Extract all of the data and reproduce it precisely.

** Begin Record extracts **

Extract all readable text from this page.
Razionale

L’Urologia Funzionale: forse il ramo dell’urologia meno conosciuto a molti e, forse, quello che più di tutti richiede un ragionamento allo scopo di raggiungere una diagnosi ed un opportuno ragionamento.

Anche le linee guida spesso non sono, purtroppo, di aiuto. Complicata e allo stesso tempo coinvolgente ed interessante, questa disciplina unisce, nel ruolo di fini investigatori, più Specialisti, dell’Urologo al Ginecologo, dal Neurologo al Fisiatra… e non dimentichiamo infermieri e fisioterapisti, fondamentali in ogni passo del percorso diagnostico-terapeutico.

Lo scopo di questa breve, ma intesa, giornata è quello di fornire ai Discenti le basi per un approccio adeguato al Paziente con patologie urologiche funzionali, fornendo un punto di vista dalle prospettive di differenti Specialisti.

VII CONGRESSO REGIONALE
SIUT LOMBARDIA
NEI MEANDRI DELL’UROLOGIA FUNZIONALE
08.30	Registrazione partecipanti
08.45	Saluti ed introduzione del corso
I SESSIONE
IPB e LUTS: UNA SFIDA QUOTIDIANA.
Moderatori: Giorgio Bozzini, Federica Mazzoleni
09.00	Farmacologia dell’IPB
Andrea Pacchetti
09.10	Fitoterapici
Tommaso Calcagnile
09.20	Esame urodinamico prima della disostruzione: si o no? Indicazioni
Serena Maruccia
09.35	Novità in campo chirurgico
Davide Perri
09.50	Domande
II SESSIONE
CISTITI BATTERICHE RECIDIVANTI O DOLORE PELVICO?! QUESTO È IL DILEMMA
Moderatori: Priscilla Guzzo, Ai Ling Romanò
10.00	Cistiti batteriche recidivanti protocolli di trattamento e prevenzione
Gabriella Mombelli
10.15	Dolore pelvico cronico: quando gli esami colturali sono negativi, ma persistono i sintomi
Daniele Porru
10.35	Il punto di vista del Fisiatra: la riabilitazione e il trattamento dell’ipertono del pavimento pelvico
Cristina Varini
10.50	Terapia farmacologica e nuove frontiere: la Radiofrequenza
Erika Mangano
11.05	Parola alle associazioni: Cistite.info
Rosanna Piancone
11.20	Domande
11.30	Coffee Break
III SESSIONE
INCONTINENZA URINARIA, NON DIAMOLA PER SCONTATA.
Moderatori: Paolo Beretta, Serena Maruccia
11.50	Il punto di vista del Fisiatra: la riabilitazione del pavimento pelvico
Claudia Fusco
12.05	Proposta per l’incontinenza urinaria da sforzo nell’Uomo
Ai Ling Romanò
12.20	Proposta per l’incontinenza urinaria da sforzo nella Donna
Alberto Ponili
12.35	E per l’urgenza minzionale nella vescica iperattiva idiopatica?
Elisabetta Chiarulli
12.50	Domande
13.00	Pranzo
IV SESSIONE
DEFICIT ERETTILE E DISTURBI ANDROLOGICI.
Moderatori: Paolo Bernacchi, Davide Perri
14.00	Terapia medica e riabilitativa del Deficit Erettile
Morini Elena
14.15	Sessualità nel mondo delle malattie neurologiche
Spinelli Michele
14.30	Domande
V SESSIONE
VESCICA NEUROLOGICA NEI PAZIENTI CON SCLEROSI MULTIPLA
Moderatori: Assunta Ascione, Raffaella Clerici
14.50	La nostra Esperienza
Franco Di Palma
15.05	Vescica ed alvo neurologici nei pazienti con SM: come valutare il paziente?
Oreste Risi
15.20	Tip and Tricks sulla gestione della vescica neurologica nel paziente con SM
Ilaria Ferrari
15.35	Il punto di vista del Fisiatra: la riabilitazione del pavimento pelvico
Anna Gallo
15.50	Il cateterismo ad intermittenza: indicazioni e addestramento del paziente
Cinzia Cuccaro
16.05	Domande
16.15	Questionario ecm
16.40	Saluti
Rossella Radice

** End Record extracts **

• The result
Extract all readable text from this page.
Razionale

L’Urologia Funzionale: forse il ramo dell’urologia meno conosciuto a molti e, forse, quello che più di tutti richiede un ragionamento allo scopo di raggiungere una diagnosi ed un opportuno ragionamento.

Anche le linee guida spesso non sono, purtroppo, di aiuto. Complicata e allo stesso tempo coinvolgente ed interessante, questa disciplina unisce, nel ruolo di fini investigatori, più Specialisti, dell’Urologo al Ginecologo, dal Neurologo al Fisiatra… e non dimentichiamo infermieri e fisioterapisti, fondamentali in ogni passo del percorso diagnostico-terapeutico.

Lo scopo di questa breve, ma intesa, giornata è quello di fornire ai Discenti le basi per un approccio adeguato al Paziente con patologie urologiche funzionali, fornendo un punto di vista dalle prospettive di differenti Specialisti.

VII CONGRESSO REGIONALE
SIUT LOMBARDIA
NEI MEANDRI DELL’UROLOGIA FUNZIONALE
08.30	Registrazione partecipanti
08.45	Saluti ed introduzione del corso
I SESSIONE
IPB e LUTS: UNA SFIDA QUOTIDIANA.
Moderatori: Giorgio Bozzini, Federica Mazzoleni
09.00	Farmacologia dell’IPB
Andrea Pacchetti
09.10	Fitoterapici
Tommaso Calcagnile
09.20	Esame urodinamico prima della disostruzione: si o no? Indicazioni
Serena Maruccia
09.35	Novità in campo chirurgico
Davide Perri
09.50	Domande
II SESSIONE
CISTITI BATTERICHE RECIDIVANTI O DOLORE PELVICO?! QUESTO È IL DILEMMA
Moderatori: Priscilla Guzzo, Ai Ling Romanò
10.00	Cistiti batteriche recidivanti protocolli di trattamento e prevenzione
Gabriella Mombelli
10.15	Dolore pelvico cronico: quando gli esami colturali sono negativi, ma persistono i sintomi
Daniele Porru
10.35	Il punto di vista del Fisiatra: la riabilitazione e il trattamento dell’ipertono del pavimento pelvico
Cristina Varini
10.50	Terapia farmacologica e nuove frontiere: la Radiofrequenza
Erika Mangano
11.05	Parola alle associazioni: Cistite.info
Rosanna Piancone
11.20	Domande
11.30	Coffee Break
III SESSIONE
INCONTINENZA URINARIA, NON DIAMOLA PER SCONTATA.
Moderatori: Paolo Beretta, Serena Maruccia
11.50	Il punto di vista del Fisiatra: la riabilitazione del pavimento pelvico
Claudia Fusco
12.05	Proposta per l’incontinenza urinaria da sforzo nell’Uomo
Ai Ling Romanò
12.20	Proposta per l’incontinenza urinaria da sforzo nella Donna
Alberto Ponili
12.35	E per l’urgenza minzionale nella vescica iperattiva idiopatica?
Elisabetta Chiarulli
12.50	Domande
13.00	Pranzo
IV SESSIONE
DEFICIT ERETTILE E DISTURBI ANDROLOGICI.
Moderatori: Paolo Bernacchi, Davide Perri
14.00	Terapia medica e riabilitativa del Deficit Erettile
Morini Elena
14.15	Sessualità nel mondo delle malattie neurologiche
Spinelli Michele
14.30	Domande
V SESSIONE
VESCICA NEUROLOGICA NEI PAZIENTI CON SCLEROSI MULTIPLA
Moderatori: Assunta Ascione, Raffaella Clerici
14.50	La nostra Esperienza
Franco Di Palma
15.05	Vescica ed alvo neurologici nei pazienti con SM: come valutare il paziente?
Oreste Risi
15.20	Tip and Tricks sulla gestione della vescica neurologica nel paziente con SM
Ilaria Ferrari
15.35	Il punto di vista del Fisiatra: la riabilitazione del pavimento pelvico
Anna Gallo
15.50	Il cateterismo ad intermittenza: indicazioni e addestramento del paziente
Cinzia Cuccaro
16.05	Domande
16.15	Questionario ecm
16.40	Saluti
Rossella Radice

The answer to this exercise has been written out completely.